§ Element boundary records:
>> BEGIN
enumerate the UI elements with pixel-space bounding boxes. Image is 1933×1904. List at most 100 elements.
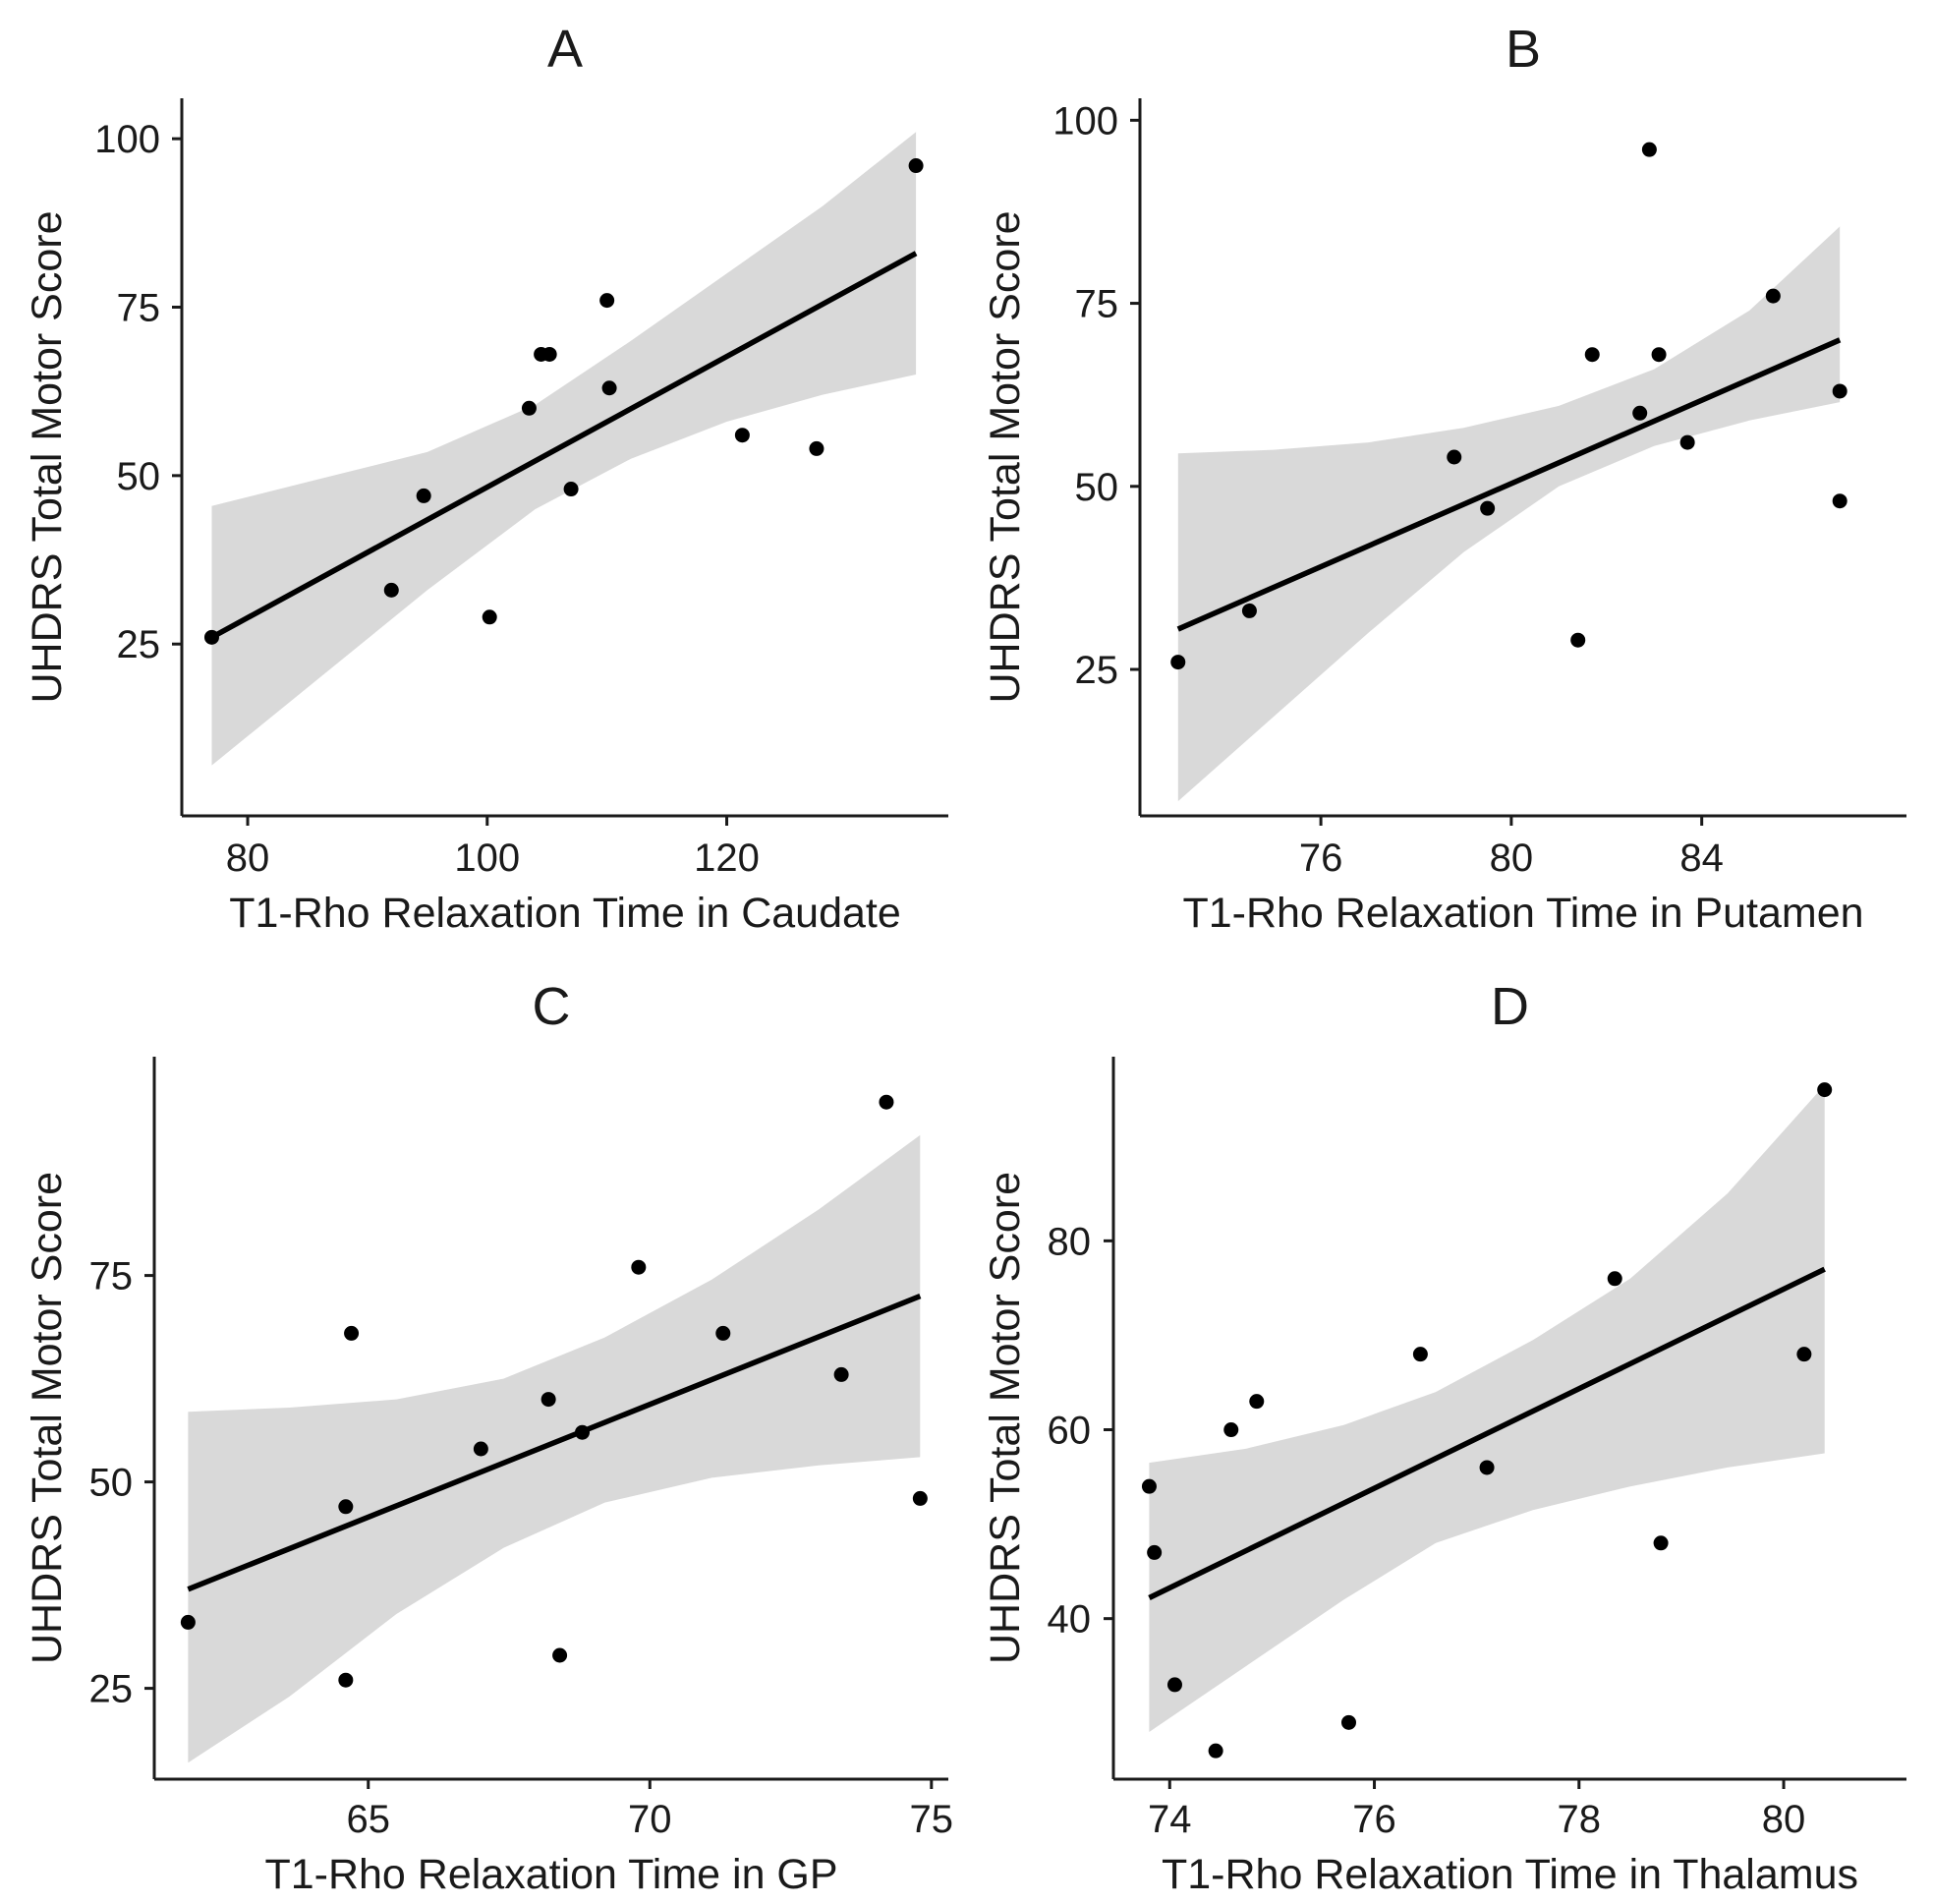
regression-line bbox=[210, 251, 918, 640]
data-point bbox=[912, 1490, 928, 1506]
confidence-band bbox=[211, 132, 917, 766]
x-tick-label: 76 bbox=[1299, 837, 1343, 880]
data-point bbox=[1166, 1677, 1182, 1693]
data-point bbox=[1832, 383, 1848, 399]
data-point bbox=[1651, 347, 1667, 363]
data-point bbox=[1679, 434, 1695, 450]
y-tick-label: 100 bbox=[1052, 99, 1118, 143]
panel-title-d: D bbox=[1491, 977, 1529, 1036]
data-point bbox=[203, 629, 219, 645]
x-axis-title: T1-Rho Relaxation Time in Putamen bbox=[1182, 890, 1863, 937]
data-point bbox=[1607, 1271, 1622, 1287]
y-tick-label: 75 bbox=[1075, 283, 1119, 326]
data-point bbox=[1170, 655, 1186, 670]
y-axis-title: UHDRS Total Motor Score bbox=[24, 1172, 71, 1664]
data-point bbox=[344, 1325, 360, 1341]
data-point bbox=[1796, 1347, 1812, 1362]
data-point bbox=[338, 1499, 354, 1515]
x-tick-label: 70 bbox=[628, 1798, 672, 1841]
data-point bbox=[1340, 1714, 1356, 1730]
data-point bbox=[383, 582, 399, 598]
data-point bbox=[473, 1441, 488, 1457]
regression-line bbox=[1148, 1266, 1826, 1601]
x-tick-label: 80 bbox=[226, 837, 270, 880]
y-tick-label: 25 bbox=[117, 623, 161, 666]
x-tick-label: 74 bbox=[1148, 1798, 1192, 1841]
data-point bbox=[482, 609, 497, 625]
data-point bbox=[1632, 405, 1648, 421]
confidence-band bbox=[1149, 1084, 1825, 1732]
data-point bbox=[715, 1325, 731, 1341]
x-tick-label: 84 bbox=[1679, 837, 1724, 880]
data-point bbox=[1412, 1347, 1428, 1362]
y-axis-title: UHDRS Total Motor Score bbox=[982, 210, 1029, 703]
y-tick-label: 100 bbox=[94, 118, 160, 161]
x-axis-title: T1-Rho Relaxation Time in Thalamus bbox=[1162, 1851, 1858, 1898]
data-point bbox=[599, 293, 615, 309]
data-point bbox=[541, 346, 557, 362]
confidence-band bbox=[1177, 226, 1841, 802]
confidence-band bbox=[188, 1134, 921, 1763]
y-tick-label: 50 bbox=[89, 1462, 134, 1505]
data-point bbox=[1141, 1478, 1157, 1494]
data-point bbox=[180, 1614, 196, 1630]
data-point bbox=[1641, 142, 1657, 157]
data-point bbox=[1765, 288, 1781, 304]
x-tick-label: 80 bbox=[1762, 1798, 1806, 1841]
x-tick-label: 100 bbox=[454, 837, 520, 880]
y-tick-label: 50 bbox=[117, 455, 161, 498]
x-tick-label: 75 bbox=[910, 1798, 954, 1841]
data-point bbox=[631, 1259, 647, 1275]
data-point bbox=[338, 1672, 354, 1688]
data-point bbox=[908, 158, 924, 174]
x-tick-label: 120 bbox=[694, 837, 760, 880]
panel-title-a: A bbox=[547, 20, 583, 79]
data-point bbox=[1208, 1743, 1223, 1759]
data-point bbox=[575, 1424, 591, 1440]
y-tick-label: 25 bbox=[1075, 649, 1119, 692]
data-point bbox=[540, 1392, 556, 1408]
y-axis-title: UHDRS Total Motor Score bbox=[982, 1172, 1029, 1664]
data-point bbox=[1832, 493, 1848, 509]
panel-title-b: B bbox=[1506, 20, 1541, 79]
panel-c: C 65 70 75 25 50 75 T1-Rho Relaxation Time in G… bbox=[24, 977, 953, 1898]
y-tick-label: 75 bbox=[89, 1255, 134, 1298]
y-tick-label: 40 bbox=[1048, 1598, 1092, 1642]
data-point bbox=[833, 1366, 849, 1382]
data-point bbox=[1447, 449, 1462, 465]
data-point bbox=[1147, 1544, 1163, 1560]
data-point bbox=[1223, 1422, 1239, 1438]
panel-b: B 76 80 84 25 50 75 100 T1-Rho Relaxation Time i… bbox=[982, 20, 1906, 937]
x-tick-label: 80 bbox=[1490, 837, 1534, 880]
y-tick-label: 75 bbox=[117, 286, 161, 329]
data-point bbox=[1570, 632, 1586, 648]
panel-d: D 74 76 78 80 40 60 80 T1-Rho Relaxation Time in… bbox=[982, 977, 1906, 1898]
data-point bbox=[1480, 500, 1496, 516]
x-axis-title: T1-Rho Relaxation Time in Caudate bbox=[229, 890, 901, 937]
y-axis-title: UHDRS Total Motor Score bbox=[24, 210, 71, 703]
regression-line bbox=[1176, 337, 1842, 632]
data-point bbox=[1817, 1082, 1833, 1098]
panel-title-c: C bbox=[533, 977, 571, 1036]
data-point bbox=[1479, 1460, 1495, 1475]
panel-a: A 80 100 120 25 50 75 100 T1-Rho Relaxation Time… bbox=[24, 20, 948, 937]
data-point bbox=[1241, 603, 1257, 618]
data-point bbox=[416, 488, 431, 503]
data-point bbox=[1249, 1394, 1265, 1410]
data-point bbox=[601, 380, 617, 396]
y-tick-label: 50 bbox=[1075, 466, 1119, 509]
data-point bbox=[1653, 1535, 1669, 1551]
data-point bbox=[809, 440, 824, 456]
data-point bbox=[879, 1094, 894, 1110]
x-tick-label: 78 bbox=[1558, 1798, 1602, 1841]
y-tick-label: 60 bbox=[1048, 1410, 1092, 1453]
data-point bbox=[552, 1647, 568, 1663]
data-point bbox=[563, 482, 579, 497]
y-tick-label: 80 bbox=[1048, 1220, 1092, 1263]
x-tick-label: 76 bbox=[1352, 1798, 1396, 1841]
data-point bbox=[1584, 347, 1600, 363]
data-point bbox=[521, 400, 537, 416]
x-tick-label: 65 bbox=[347, 1798, 391, 1841]
x-axis-title: T1-Rho Relaxation Time in GP bbox=[264, 1851, 837, 1898]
>> END
§ WHAT IS EXPECTED: Update everything from the line containing "regression-line bbox=[210, 251, 918, 640]" down to the line containing "data-point bbox=[1651, 347, 1667, 363]", changing "confidence-band" to "confidence-interval" and leaving the rest as it is. Return only those lines.

§ RESPONSE:
regression-line bbox=[210, 251, 918, 640]
data-point bbox=[912, 1490, 928, 1506]
confidence-interval bbox=[211, 132, 917, 766]
x-tick-label: 76 bbox=[1299, 837, 1343, 880]
data-point bbox=[1166, 1677, 1182, 1693]
data-point bbox=[1832, 383, 1848, 399]
data-point bbox=[1651, 347, 1667, 363]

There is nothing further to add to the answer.